_What the task asks_
Do any lines in the data below contain "농림축산검역본부"? If so, copy every one of them.

(Page text dataset records)
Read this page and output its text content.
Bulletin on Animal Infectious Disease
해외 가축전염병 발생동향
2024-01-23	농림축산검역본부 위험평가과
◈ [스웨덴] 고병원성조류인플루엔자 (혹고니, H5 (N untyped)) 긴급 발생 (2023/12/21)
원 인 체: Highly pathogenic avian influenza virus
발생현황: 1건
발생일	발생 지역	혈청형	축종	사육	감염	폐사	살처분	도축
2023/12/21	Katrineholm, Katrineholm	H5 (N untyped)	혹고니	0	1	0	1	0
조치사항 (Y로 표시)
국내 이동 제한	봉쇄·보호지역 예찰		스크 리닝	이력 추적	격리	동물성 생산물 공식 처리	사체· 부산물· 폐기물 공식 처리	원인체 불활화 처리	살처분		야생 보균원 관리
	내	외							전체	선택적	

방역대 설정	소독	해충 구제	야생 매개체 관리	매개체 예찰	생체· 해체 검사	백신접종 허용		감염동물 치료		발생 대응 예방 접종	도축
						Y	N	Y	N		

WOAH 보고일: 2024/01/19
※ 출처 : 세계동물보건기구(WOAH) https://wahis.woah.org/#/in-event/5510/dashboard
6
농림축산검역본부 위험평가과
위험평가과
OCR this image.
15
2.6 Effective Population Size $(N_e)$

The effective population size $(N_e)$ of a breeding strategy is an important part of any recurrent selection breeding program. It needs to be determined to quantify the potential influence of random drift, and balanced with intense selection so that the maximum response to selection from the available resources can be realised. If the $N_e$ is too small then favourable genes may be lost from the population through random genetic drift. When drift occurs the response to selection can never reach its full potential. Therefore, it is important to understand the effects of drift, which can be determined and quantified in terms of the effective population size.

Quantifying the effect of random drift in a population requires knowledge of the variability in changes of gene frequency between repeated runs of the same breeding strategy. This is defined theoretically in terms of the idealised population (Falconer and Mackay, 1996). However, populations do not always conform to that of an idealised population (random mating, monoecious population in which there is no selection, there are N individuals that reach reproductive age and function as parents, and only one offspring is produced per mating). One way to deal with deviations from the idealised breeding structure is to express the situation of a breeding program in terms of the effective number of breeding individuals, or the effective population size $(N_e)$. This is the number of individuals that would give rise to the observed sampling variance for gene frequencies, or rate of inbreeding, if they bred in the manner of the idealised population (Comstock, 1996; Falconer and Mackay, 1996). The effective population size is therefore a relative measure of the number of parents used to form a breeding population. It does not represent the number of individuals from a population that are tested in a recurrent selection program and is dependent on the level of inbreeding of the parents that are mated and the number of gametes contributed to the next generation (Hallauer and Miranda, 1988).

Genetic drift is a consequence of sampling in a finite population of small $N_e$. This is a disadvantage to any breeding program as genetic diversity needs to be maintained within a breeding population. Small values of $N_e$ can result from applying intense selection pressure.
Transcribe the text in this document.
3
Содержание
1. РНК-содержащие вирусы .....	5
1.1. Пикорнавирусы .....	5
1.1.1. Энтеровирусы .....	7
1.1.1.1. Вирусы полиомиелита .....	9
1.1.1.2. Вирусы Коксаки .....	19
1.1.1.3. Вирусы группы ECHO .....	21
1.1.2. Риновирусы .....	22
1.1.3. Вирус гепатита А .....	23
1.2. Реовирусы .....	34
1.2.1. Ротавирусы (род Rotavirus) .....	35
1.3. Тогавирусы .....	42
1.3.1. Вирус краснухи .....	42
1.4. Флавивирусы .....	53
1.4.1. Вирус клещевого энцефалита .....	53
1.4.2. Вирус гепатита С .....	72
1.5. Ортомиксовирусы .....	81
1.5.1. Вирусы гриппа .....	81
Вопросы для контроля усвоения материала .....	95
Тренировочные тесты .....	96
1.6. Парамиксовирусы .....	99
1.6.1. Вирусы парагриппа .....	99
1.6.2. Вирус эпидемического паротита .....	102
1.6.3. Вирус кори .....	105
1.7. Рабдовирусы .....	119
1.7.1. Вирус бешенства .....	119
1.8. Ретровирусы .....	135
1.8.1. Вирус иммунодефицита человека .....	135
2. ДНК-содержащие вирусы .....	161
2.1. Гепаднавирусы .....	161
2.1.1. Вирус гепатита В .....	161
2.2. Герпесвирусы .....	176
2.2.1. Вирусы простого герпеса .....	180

_Task response_
2024-01-23	농림축산검역본부 위험평가과
농림축산검역본부 위험평가과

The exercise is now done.